Given problem » Look through the lines below and state how many hold the word "Pubs". Write only the number.

Supplied records »
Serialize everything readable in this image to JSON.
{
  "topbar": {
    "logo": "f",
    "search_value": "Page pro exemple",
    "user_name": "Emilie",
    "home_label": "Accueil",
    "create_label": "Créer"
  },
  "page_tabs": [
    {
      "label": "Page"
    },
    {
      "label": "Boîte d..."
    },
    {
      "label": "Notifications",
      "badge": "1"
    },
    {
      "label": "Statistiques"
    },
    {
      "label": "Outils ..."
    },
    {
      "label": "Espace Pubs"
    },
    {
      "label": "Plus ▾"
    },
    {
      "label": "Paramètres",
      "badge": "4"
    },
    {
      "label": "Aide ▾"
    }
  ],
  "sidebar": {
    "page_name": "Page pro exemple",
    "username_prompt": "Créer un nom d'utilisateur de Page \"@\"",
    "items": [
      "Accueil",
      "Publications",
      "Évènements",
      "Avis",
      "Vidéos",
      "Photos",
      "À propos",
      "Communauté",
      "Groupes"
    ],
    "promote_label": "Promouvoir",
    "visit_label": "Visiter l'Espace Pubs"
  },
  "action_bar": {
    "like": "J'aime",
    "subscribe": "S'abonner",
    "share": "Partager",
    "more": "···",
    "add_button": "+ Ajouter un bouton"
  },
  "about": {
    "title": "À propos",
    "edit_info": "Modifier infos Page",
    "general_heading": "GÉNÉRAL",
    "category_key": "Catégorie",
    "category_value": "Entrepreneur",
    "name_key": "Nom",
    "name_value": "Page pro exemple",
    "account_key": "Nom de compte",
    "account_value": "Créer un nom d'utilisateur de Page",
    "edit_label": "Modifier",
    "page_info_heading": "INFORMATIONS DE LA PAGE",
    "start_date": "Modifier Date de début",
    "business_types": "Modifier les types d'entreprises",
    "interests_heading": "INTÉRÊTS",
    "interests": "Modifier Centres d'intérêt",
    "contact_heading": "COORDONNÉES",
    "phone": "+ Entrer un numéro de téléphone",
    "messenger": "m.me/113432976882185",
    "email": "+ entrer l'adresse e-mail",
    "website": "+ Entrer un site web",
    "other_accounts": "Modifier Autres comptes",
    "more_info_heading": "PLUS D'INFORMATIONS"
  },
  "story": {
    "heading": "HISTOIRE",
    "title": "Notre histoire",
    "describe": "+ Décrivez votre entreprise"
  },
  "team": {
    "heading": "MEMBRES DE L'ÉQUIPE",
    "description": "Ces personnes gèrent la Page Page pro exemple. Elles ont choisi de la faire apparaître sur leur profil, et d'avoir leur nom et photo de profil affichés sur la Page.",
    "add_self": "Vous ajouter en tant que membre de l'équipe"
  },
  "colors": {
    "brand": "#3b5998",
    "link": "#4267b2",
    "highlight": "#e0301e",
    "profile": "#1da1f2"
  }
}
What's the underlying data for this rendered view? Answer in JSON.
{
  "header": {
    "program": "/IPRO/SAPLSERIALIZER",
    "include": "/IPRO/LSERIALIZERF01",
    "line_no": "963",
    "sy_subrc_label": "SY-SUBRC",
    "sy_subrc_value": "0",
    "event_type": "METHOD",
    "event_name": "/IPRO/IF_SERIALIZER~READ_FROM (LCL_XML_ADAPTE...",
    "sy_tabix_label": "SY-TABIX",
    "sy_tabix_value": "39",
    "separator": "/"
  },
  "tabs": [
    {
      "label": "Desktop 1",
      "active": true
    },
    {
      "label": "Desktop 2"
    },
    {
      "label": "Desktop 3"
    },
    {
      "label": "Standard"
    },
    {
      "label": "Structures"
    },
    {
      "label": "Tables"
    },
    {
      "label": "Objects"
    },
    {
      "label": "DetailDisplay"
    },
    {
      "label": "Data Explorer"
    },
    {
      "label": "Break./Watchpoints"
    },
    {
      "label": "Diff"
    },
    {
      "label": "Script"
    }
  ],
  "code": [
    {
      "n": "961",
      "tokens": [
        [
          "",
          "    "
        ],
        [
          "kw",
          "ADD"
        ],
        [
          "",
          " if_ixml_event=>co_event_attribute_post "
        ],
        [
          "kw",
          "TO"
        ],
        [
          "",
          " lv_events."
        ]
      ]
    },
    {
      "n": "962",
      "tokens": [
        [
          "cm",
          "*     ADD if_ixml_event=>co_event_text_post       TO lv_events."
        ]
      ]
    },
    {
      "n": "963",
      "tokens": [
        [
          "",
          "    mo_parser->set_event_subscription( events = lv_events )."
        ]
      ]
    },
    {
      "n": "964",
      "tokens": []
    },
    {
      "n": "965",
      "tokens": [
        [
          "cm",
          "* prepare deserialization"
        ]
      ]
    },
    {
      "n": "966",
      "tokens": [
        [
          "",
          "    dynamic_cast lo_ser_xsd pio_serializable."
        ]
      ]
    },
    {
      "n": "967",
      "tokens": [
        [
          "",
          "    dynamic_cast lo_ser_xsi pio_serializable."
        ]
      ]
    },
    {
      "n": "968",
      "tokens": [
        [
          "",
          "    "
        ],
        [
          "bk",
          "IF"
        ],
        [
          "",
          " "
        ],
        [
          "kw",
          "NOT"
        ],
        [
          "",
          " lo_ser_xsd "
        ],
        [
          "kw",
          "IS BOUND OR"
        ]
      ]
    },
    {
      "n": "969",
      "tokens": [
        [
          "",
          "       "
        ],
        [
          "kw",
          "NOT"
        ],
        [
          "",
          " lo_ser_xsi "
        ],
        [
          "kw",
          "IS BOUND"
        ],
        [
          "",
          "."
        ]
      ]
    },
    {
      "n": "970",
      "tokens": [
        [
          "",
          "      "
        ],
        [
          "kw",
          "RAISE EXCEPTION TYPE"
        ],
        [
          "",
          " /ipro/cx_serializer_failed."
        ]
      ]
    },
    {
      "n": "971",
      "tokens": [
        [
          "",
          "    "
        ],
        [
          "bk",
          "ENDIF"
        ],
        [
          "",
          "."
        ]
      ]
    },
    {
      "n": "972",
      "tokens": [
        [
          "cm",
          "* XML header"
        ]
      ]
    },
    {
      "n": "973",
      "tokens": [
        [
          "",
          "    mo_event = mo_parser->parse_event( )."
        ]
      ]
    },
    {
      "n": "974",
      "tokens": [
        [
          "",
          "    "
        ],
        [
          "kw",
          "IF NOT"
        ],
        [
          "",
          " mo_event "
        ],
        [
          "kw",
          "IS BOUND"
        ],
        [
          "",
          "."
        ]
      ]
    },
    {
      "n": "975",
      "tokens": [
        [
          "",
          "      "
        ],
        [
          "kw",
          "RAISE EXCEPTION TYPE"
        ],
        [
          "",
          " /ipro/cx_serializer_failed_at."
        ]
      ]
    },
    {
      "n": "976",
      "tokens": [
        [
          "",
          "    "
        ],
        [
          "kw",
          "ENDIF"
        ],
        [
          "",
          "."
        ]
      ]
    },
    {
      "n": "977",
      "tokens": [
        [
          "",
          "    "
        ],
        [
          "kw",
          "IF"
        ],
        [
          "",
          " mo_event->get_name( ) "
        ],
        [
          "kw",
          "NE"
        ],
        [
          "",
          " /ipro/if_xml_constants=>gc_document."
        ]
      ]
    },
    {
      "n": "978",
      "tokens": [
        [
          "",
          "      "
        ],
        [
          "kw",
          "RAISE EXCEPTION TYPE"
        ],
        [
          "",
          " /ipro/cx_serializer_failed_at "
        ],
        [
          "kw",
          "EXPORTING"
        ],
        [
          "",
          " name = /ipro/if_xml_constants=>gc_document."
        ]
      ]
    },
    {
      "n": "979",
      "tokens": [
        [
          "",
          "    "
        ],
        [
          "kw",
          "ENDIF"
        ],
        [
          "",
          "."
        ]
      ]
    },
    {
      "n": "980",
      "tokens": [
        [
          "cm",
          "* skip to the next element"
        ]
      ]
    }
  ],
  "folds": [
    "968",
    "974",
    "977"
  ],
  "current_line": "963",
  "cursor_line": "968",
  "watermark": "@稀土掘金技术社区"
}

Solved exercise » 2